Task statement — From the listing below, extract each entry exactly as written, minus the images.

● ● ● ● ● ● ●

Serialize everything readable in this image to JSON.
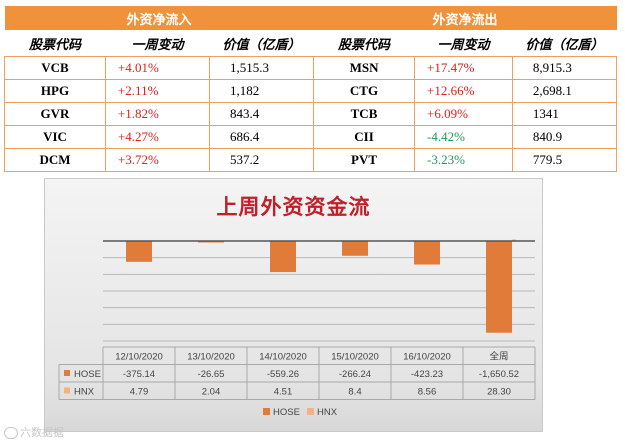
{
  "table": {
    "inflow_title": "外资净流入",
    "outflow_title": "外资净流出",
    "columns": [
      "股票代码",
      "一周变动",
      "价值（亿盾）"
    ],
    "inflow": [
      {
        "code": "VCB",
        "change": "+4.01%",
        "value": "1,515.3"
      },
      {
        "code": "HPG",
        "change": "+2.11%",
        "value": "1,182"
      },
      {
        "code": "GVR",
        "change": "+1.82%",
        "value": "843.4"
      },
      {
        "code": "VIC",
        "change": "+4.27%",
        "value": "686.4"
      },
      {
        "code": "DCM",
        "change": "+3.72%",
        "value": "537.2"
      }
    ],
    "outflow": [
      {
        "code": "MSN",
        "change": "+17.47%",
        "value": "8,915.3"
      },
      {
        "code": "CTG",
        "change": "+12.66%",
        "value": "2,698.1"
      },
      {
        "code": "TCB",
        "change": "+6.09%",
        "value": "1341"
      },
      {
        "code": "CII",
        "change": "-4.42%",
        "value": "840.9"
      },
      {
        "code": "PVT",
        "change": "-3.23%",
        "value": "779.5"
      }
    ],
    "colors": {
      "header_bg": "#f0913b",
      "positive": "#e0201a",
      "negative": "#1c9c55"
    }
  },
  "chart_data": {
    "type": "bar",
    "title": "上周外资资金流",
    "categories": [
      "12/10/2020",
      "13/10/2020",
      "14/10/2020",
      "15/10/2020",
      "16/10/2020",
      "全周"
    ],
    "series": [
      {
        "name": "HOSE",
        "values": [
          -375.14,
          -26.65,
          -559.26,
          -266.24,
          -423.23,
          -1650.52
        ],
        "labels": [
          "-375.14",
          "-26.65",
          "-559.26",
          "-266.24",
          "-423.23",
          "-1,650.52"
        ],
        "color": "#e07b39"
      },
      {
        "name": "HNX",
        "values": [
          4.79,
          2.04,
          4.51,
          8.4,
          8.56,
          28.3
        ],
        "labels": [
          "4.79",
          "2.04",
          "4.51",
          "8.4",
          "8.56",
          "28.30"
        ],
        "color": "#f4b183"
      }
    ],
    "ylim": [
      -1800,
      0
    ],
    "grid": true,
    "legend": "bottom",
    "data_table": true
  },
  "watermark": "六数据据"
}
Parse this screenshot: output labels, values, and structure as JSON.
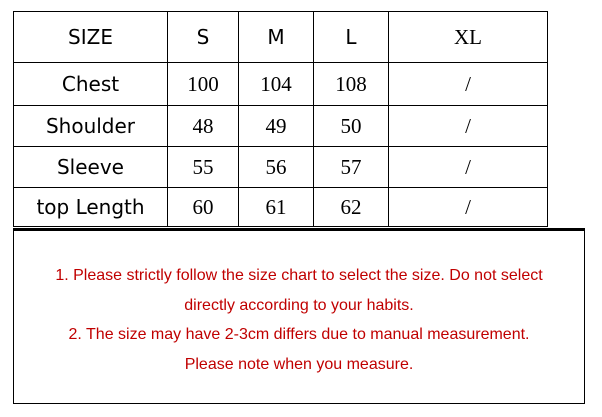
{
  "table": {
    "header": [
      "SIZE",
      "S",
      "M",
      "L",
      "XL"
    ],
    "rows": [
      [
        "Chest",
        "100",
        "104",
        "108",
        "/"
      ],
      [
        "Shoulder",
        "48",
        "49",
        "50",
        "/"
      ],
      [
        "Sleeve",
        "55",
        "56",
        "57",
        "/"
      ],
      [
        "top Length",
        "60",
        "61",
        "62",
        "/"
      ]
    ]
  },
  "notes": {
    "lines": [
      "1. Please strictly follow the size chart  to select the size. Do not select",
      "directly according to your habits.",
      "2. The size may have 2-3cm differs due to manual measurement.",
      "Please note when you measure."
    ],
    "color": "#c00000"
  }
}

● ● ● ● ● ● ●

Output of the exercise —
Serialize everything readable in this image to JSON.
{
  "table": {
    "inflow_title": "外资净流入",
    "outflow_title": "外资净流出",
    "columns": [
      "股票代码",
      "一周变动",
      "价值（亿盾）"
    ],
    "inflow": [
      {
        "code": "VCB",
        "change": "+4.01%",
        "value": "1,515.3"
      },
      {
        "code": "HPG",
        "change": "+2.11%",
        "value": "1,182"
      },
      {
        "code": "GVR",
        "change": "+1.82%",
        "value": "843.4"
      },
      {
        "code": "VIC",
        "change": "+4.27%",
        "value": "686.4"
      },
      {
        "code": "DCM",
        "change": "+3.72%",
        "value": "537.2"
      }
    ],
    "outflow": [
      {
        "code": "MSN",
        "change": "+17.47%",
        "value": "8,915.3"
      },
      {
        "code": "CTG",
        "change": "+12.66%",
        "value": "2,698.1"
      },
      {
        "code": "TCB",
        "change": "+6.09%",
        "value": "1341"
      },
      {
        "code": "CII",
        "change": "-4.42%",
        "value": "840.9"
      },
      {
        "code": "PVT",
        "change": "-3.23%",
        "value": "779.5"
      }
    ],
    "colors": {
      "header_bg": "#f0913b",
      "positive": "#e0201a",
      "negative": "#1c9c55"
    }
  },
  "chart_data": {
    "type": "bar",
    "title": "上周外资资金流",
    "categories": [
      "12/10/2020",
      "13/10/2020",
      "14/10/2020",
      "15/10/2020",
      "16/10/2020",
      "全周"
    ],
    "series": [
      {
        "name": "HOSE",
        "values": [
          -375.14,
          -26.65,
          -559.26,
          -266.24,
          -423.23,
          -1650.52
        ],
        "labels": [
          "-375.14",
          "-26.65",
          "-559.26",
          "-266.24",
          "-423.23",
          "-1,650.52"
        ],
        "color": "#e07b39"
      },
      {
        "name": "HNX",
        "values": [
          4.79,
          2.04,
          4.51,
          8.4,
          8.56,
          28.3
        ],
        "labels": [
          "4.79",
          "2.04",
          "4.51",
          "8.4",
          "8.56",
          "28.30"
        ],
        "color": "#f4b183"
      }
    ],
    "ylim": [
      -1800,
      0
    ],
    "grid": true,
    "legend": "bottom",
    "data_table": true
  },
  "watermark": "六数据据"
}
Parse this screenshot: output labels, values, and structure as JSON.
{
  "table": {
    "header": [
      "SIZE",
      "S",
      "M",
      "L",
      "XL"
    ],
    "rows": [
      [
        "Chest",
        "100",
        "104",
        "108",
        "/"
      ],
      [
        "Shoulder",
        "48",
        "49",
        "50",
        "/"
      ],
      [
        "Sleeve",
        "55",
        "56",
        "57",
        "/"
      ],
      [
        "top Length",
        "60",
        "61",
        "62",
        "/"
      ]
    ]
  },
  "notes": {
    "lines": [
      "1. Please strictly follow the size chart  to select the size. Do not select",
      "directly according to your habits.",
      "2. The size may have 2-3cm differs due to manual measurement.",
      "Please note when you measure."
    ],
    "color": "#c00000"
  }
}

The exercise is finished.